### [Aim]
Retype all of the records below, reproducing every line without any change.

[Item position entries]
— begin —

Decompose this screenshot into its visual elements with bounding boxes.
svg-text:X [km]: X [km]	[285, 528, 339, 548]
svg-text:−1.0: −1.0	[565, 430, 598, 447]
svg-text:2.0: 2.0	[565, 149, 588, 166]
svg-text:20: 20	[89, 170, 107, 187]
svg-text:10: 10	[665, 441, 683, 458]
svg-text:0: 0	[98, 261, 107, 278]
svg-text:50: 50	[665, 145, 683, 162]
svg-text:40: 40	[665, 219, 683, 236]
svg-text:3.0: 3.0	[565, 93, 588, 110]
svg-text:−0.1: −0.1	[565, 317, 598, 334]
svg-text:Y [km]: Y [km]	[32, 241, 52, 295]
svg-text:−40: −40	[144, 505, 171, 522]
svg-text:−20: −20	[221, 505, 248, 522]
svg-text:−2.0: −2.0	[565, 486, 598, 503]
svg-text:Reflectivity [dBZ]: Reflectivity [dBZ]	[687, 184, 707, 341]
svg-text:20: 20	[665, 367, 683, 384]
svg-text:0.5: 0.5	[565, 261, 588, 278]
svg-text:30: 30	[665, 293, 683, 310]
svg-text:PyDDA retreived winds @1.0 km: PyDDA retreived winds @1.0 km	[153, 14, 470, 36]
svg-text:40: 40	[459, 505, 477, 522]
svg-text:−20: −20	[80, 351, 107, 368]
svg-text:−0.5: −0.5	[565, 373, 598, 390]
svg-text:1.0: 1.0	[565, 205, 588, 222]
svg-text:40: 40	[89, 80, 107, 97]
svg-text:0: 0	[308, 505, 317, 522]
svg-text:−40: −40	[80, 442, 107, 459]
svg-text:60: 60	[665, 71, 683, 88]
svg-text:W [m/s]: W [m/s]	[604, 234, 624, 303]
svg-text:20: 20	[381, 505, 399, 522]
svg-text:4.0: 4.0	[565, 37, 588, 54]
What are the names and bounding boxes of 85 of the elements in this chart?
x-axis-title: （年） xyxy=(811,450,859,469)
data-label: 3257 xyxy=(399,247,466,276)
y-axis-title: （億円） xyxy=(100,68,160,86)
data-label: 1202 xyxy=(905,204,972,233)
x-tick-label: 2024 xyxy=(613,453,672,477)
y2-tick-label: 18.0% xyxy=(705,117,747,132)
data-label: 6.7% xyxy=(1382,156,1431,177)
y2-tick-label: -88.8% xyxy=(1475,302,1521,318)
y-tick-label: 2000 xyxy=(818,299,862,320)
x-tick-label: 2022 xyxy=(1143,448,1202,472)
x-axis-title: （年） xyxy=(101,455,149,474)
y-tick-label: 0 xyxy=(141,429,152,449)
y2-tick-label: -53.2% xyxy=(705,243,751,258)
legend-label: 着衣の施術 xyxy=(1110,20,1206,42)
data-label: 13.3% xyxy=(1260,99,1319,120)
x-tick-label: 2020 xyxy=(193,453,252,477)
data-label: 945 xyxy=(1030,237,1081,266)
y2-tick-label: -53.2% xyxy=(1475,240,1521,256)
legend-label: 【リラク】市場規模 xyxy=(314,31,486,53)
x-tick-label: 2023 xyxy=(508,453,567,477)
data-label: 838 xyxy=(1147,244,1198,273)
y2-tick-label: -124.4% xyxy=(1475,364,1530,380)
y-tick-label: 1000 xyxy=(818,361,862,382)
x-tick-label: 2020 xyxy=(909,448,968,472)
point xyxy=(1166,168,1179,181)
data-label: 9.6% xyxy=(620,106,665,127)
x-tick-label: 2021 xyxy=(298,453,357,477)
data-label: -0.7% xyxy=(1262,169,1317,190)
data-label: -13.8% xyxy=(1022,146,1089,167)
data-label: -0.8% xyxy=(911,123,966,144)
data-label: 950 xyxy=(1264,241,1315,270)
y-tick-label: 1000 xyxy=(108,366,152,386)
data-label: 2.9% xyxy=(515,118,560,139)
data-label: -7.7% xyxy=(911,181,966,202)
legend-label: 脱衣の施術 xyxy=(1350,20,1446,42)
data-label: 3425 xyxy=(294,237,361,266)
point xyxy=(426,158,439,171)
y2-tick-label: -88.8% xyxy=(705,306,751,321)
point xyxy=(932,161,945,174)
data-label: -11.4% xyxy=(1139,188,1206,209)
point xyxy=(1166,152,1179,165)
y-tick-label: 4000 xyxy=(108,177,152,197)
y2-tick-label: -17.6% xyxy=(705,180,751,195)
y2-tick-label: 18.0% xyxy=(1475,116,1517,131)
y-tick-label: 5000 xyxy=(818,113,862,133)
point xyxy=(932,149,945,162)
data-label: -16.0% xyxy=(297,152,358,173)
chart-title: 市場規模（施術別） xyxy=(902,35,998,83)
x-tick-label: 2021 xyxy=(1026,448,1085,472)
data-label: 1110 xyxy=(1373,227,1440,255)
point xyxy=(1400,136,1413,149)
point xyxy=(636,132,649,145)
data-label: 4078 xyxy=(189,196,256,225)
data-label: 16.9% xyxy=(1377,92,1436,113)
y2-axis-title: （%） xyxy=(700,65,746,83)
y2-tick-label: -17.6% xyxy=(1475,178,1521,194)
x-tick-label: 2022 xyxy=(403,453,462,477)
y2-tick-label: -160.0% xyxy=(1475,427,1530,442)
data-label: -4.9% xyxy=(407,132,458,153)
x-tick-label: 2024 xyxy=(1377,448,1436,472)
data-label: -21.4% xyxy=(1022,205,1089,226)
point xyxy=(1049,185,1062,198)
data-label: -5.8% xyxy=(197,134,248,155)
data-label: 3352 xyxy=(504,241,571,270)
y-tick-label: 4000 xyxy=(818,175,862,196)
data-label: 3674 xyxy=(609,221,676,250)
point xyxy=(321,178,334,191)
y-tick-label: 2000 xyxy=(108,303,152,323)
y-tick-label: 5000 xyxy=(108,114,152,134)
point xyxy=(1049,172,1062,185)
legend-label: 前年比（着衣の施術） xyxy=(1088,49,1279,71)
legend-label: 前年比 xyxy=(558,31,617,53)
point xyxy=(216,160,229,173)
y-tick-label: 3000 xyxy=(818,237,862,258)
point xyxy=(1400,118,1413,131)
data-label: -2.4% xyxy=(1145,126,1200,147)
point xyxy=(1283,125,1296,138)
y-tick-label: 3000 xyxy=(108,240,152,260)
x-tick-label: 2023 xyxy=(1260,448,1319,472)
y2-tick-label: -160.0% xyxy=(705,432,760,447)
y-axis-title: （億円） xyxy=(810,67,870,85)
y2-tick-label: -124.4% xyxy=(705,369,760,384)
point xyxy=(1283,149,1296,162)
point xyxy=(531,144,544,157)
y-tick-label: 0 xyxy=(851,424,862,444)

— end —

### [Exercise response]
Decompose this screenshot into its visual elements with bounding boxes.
svg-text:X [km]: X [km]	[285, 528, 339, 548]
svg-text:−1.0: −1.0	[565, 430, 598, 447]
svg-text:2.0: 2.0	[565, 149, 588, 166]
svg-text:20: 20	[89, 170, 107, 187]
svg-text:10: 10	[665, 441, 683, 458]
svg-text:0: 0	[98, 261, 107, 278]
svg-text:50: 50	[665, 145, 683, 162]
svg-text:40: 40	[665, 219, 683, 236]
svg-text:3.0: 3.0	[565, 93, 588, 110]
svg-text:−0.1: −0.1	[565, 317, 598, 334]
svg-text:Y [km]: Y [km]	[32, 241, 52, 295]
svg-text:−40: −40	[144, 505, 171, 522]
svg-text:−20: −20	[221, 505, 248, 522]
svg-text:−2.0: −2.0	[565, 486, 598, 503]
svg-text:Reflectivity [dBZ]: Reflectivity [dBZ]	[687, 184, 707, 341]
svg-text:20: 20	[665, 367, 683, 384]
svg-text:0.5: 0.5	[565, 261, 588, 278]
svg-text:30: 30	[665, 293, 683, 310]
svg-text:PyDDA retreived winds @1.0 km: PyDDA retreived winds @1.0 km	[153, 14, 470, 36]
svg-text:40: 40	[459, 505, 477, 522]
svg-text:−20: −20	[80, 351, 107, 368]
svg-text:−0.5: −0.5	[565, 373, 598, 390]
svg-text:1.0: 1.0	[565, 205, 588, 222]
svg-text:40: 40	[89, 80, 107, 97]
svg-text:0: 0	[308, 505, 317, 522]
svg-text:−40: −40	[80, 442, 107, 459]
svg-text:60: 60	[665, 71, 683, 88]
svg-text:W [m/s]: W [m/s]	[604, 234, 624, 303]
svg-text:20: 20	[381, 505, 399, 522]
svg-text:4.0: 4.0	[565, 37, 588, 54]
What are the names and bounding boxes of 85 of the elements in this chart?
x-axis-title: （年） xyxy=(811,450,859,469)
data-label: 3257 xyxy=(399,247,466,276)
y-axis-title: （億円） xyxy=(100,68,160,86)
data-label: 1202 xyxy=(905,204,972,233)
x-tick-label: 2024 xyxy=(613,453,672,477)
y2-tick-label: 18.0% xyxy=(705,117,747,132)
data-label: 6.7% xyxy=(1382,156,1431,177)
y2-tick-label: -88.8% xyxy=(1475,302,1521,318)
y-tick-label: 2000 xyxy=(818,299,862,320)
x-tick-label: 2022 xyxy=(1143,448,1202,472)
x-axis-title: （年） xyxy=(101,455,149,474)
y-tick-label: 0 xyxy=(141,429,152,449)
y2-tick-label: -53.2% xyxy=(705,243,751,258)
legend-label: 着衣の施術 xyxy=(1110,20,1206,42)
data-label: 13.3% xyxy=(1260,99,1319,120)
x-tick-label: 2020 xyxy=(193,453,252,477)
data-label: 945 xyxy=(1030,237,1081,266)
y2-tick-label: -53.2% xyxy=(1475,240,1521,256)
legend-label: 【リラク】市場規模 xyxy=(314,31,486,53)
x-tick-label: 2023 xyxy=(508,453,567,477)
data-label: 838 xyxy=(1147,244,1198,273)
y2-tick-label: -124.4% xyxy=(1475,364,1530,380)
y-tick-label: 1000 xyxy=(818,361,862,382)
x-tick-label: 2020 xyxy=(909,448,968,472)
point xyxy=(1166,168,1179,181)
data-label: 9.6% xyxy=(620,106,665,127)
x-tick-label: 2021 xyxy=(298,453,357,477)
data-label: -0.7% xyxy=(1262,169,1317,190)
data-label: -13.8% xyxy=(1022,146,1089,167)
data-label: -0.8% xyxy=(911,123,966,144)
data-label: 950 xyxy=(1264,241,1315,270)
y-tick-label: 1000 xyxy=(108,366,152,386)
data-label: 2.9% xyxy=(515,118,560,139)
data-label: -7.7% xyxy=(911,181,966,202)
legend-label: 脱衣の施術 xyxy=(1350,20,1446,42)
data-label: 3425 xyxy=(294,237,361,266)
point xyxy=(426,158,439,171)
y2-tick-label: -88.8% xyxy=(705,306,751,321)
point xyxy=(932,161,945,174)
data-label: -11.4% xyxy=(1139,188,1206,209)
point xyxy=(1166,152,1179,165)
y-tick-label: 4000 xyxy=(108,177,152,197)
y2-tick-label: -17.6% xyxy=(705,180,751,195)
y2-tick-label: 18.0% xyxy=(1475,116,1517,131)
y-tick-label: 5000 xyxy=(818,113,862,133)
point xyxy=(932,149,945,162)
data-label: -16.0% xyxy=(297,152,358,173)
chart-title: 市場規模（施術別） xyxy=(902,35,998,83)
x-tick-label: 2021 xyxy=(1026,448,1085,472)
data-label: 1110 xyxy=(1373,227,1440,255)
point xyxy=(1400,136,1413,149)
point xyxy=(636,132,649,145)
data-label: 4078 xyxy=(189,196,256,225)
data-label: 16.9% xyxy=(1377,92,1436,113)
y2-axis-title: （%） xyxy=(700,65,746,83)
y2-tick-label: -17.6% xyxy=(1475,178,1521,194)
x-tick-label: 2022 xyxy=(403,453,462,477)
y2-tick-label: -160.0% xyxy=(1475,427,1530,442)
data-label: -4.9% xyxy=(407,132,458,153)
x-tick-label: 2024 xyxy=(1377,448,1436,472)
data-label: -21.4% xyxy=(1022,205,1089,226)
point xyxy=(1049,185,1062,198)
data-label: -5.8% xyxy=(197,134,248,155)
data-label: 3352 xyxy=(504,241,571,270)
y-tick-label: 4000 xyxy=(818,175,862,196)
data-label: 3674 xyxy=(609,221,676,250)
point xyxy=(321,178,334,191)
y-tick-label: 2000 xyxy=(108,303,152,323)
y-tick-label: 5000 xyxy=(108,114,152,134)
point xyxy=(1049,172,1062,185)
legend-label: 前年比（着衣の施術） xyxy=(1088,49,1279,71)
legend-label: 前年比 xyxy=(558,31,617,53)
point xyxy=(216,160,229,173)
y-tick-label: 3000 xyxy=(818,237,862,258)
point xyxy=(1400,118,1413,131)
data-label: -2.4% xyxy=(1145,126,1200,147)
point xyxy=(1283,125,1296,138)
y-tick-label: 3000 xyxy=(108,240,152,260)
x-tick-label: 2023 xyxy=(1260,448,1319,472)
y2-tick-label: -160.0% xyxy=(705,432,760,447)
y-axis-title: （億円） xyxy=(810,67,870,85)
y2-tick-label: -124.4% xyxy=(705,369,760,384)
point xyxy=(1283,149,1296,162)
point xyxy=(531,144,544,157)
y-tick-label: 0 xyxy=(851,424,862,444)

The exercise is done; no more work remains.